- **Short task**
Using the listing below, select the lines with the word "color" and copy them.

- **Information provided**
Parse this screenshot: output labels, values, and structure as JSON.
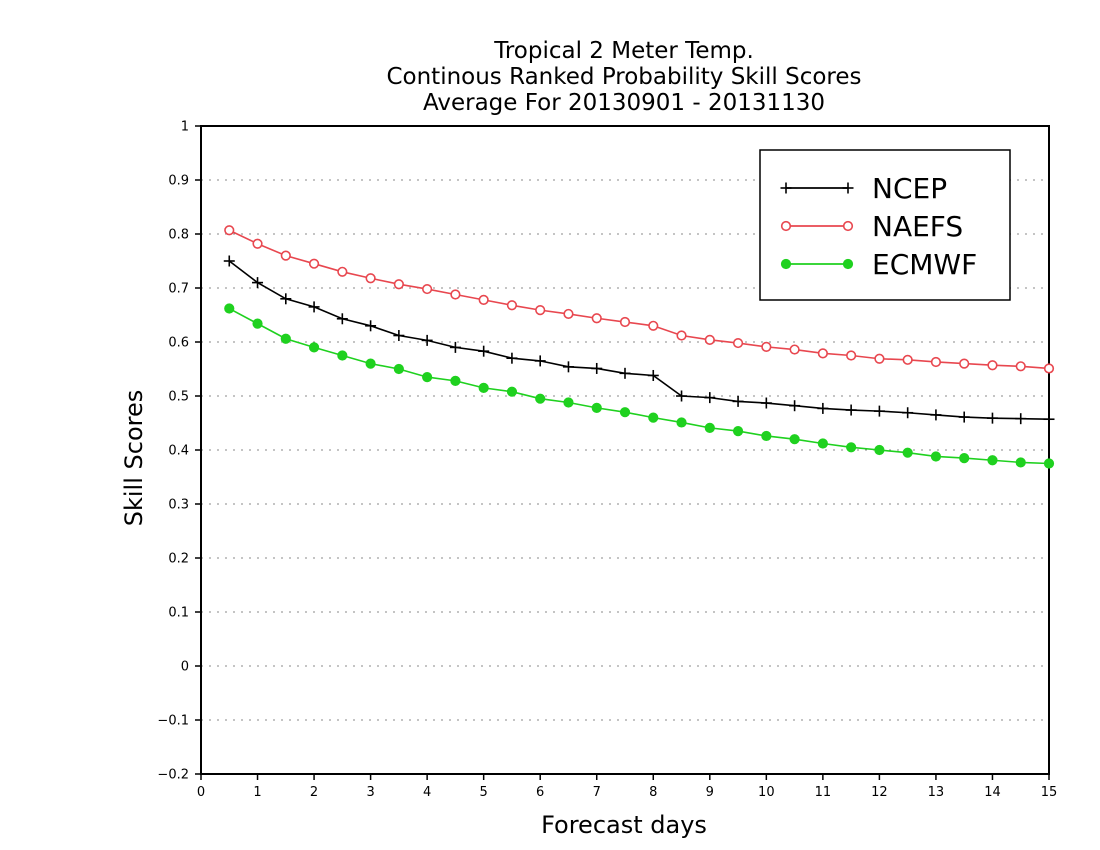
{
  "chart_data": {
    "type": "line",
    "title": [
      "Tropical 2 Meter Temp.",
      "Continous Ranked Probability Skill Scores",
      "Average For 20130901 - 20131130"
    ],
    "xlabel": "Forecast days",
    "ylabel": "Skill Scores",
    "xlim": [
      0,
      15
    ],
    "ylim": [
      -0.2,
      1
    ],
    "x_ticks": [
      "0",
      "1",
      "2",
      "3",
      "4",
      "5",
      "6",
      "7",
      "8",
      "9",
      "10",
      "11",
      "12",
      "13",
      "14",
      "15"
    ],
    "y_ticks": [
      "−0.2",
      "−0.1",
      "0",
      "0.1",
      "0.2",
      "0.3",
      "0.4",
      "0.5",
      "0.6",
      "0.7",
      "0.8",
      "0.9",
      "1"
    ],
    "y_tick_values": [
      -0.2,
      -0.1,
      0,
      0.1,
      0.2,
      0.3,
      0.4,
      0.5,
      0.6,
      0.7,
      0.8,
      0.9,
      1
    ],
    "grid": "horizontal-dotted",
    "legend_position": "top-right",
    "x": [
      0.5,
      1,
      1.5,
      2,
      2.5,
      3,
      3.5,
      4,
      4.5,
      5,
      5.5,
      6,
      6.5,
      7,
      7.5,
      8,
      8.5,
      9,
      9.5,
      10,
      10.5,
      11,
      11.5,
      12,
      12.5,
      13,
      13.5,
      14,
      14.5,
      15
    ],
    "series": [
      {
        "name": "NCEP",
        "color": "#000000",
        "marker": "plus",
        "values": [
          0.75,
          0.71,
          0.68,
          0.665,
          0.643,
          0.63,
          0.612,
          0.603,
          0.59,
          0.583,
          0.57,
          0.565,
          0.554,
          0.551,
          0.542,
          0.538,
          0.5,
          0.497,
          0.49,
          0.487,
          0.482,
          0.477,
          0.474,
          0.472,
          0.469,
          0.465,
          0.461,
          0.459,
          0.458,
          0.457
        ]
      },
      {
        "name": "NAEFS",
        "color": "#e8474f",
        "marker": "open-circle",
        "values": [
          0.807,
          0.782,
          0.76,
          0.745,
          0.73,
          0.718,
          0.707,
          0.698,
          0.688,
          0.678,
          0.668,
          0.659,
          0.652,
          0.644,
          0.637,
          0.63,
          0.612,
          0.604,
          0.598,
          0.591,
          0.586,
          0.579,
          0.575,
          0.569,
          0.567,
          0.563,
          0.56,
          0.557,
          0.555,
          0.551
        ]
      },
      {
        "name": "ECMWF",
        "color": "#1fd11f",
        "marker": "filled-circle",
        "values": [
          0.662,
          0.634,
          0.606,
          0.59,
          0.575,
          0.56,
          0.55,
          0.535,
          0.528,
          0.515,
          0.508,
          0.495,
          0.488,
          0.478,
          0.47,
          0.46,
          0.451,
          0.441,
          0.435,
          0.426,
          0.42,
          0.412,
          0.405,
          0.4,
          0.395,
          0.388,
          0.385,
          0.381,
          0.377,
          0.375
        ]
      }
    ]
  }
}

- **Completed exercise**
        "color": "#000000",
        "color": "#e8474f",
        "color": "#1fd11f",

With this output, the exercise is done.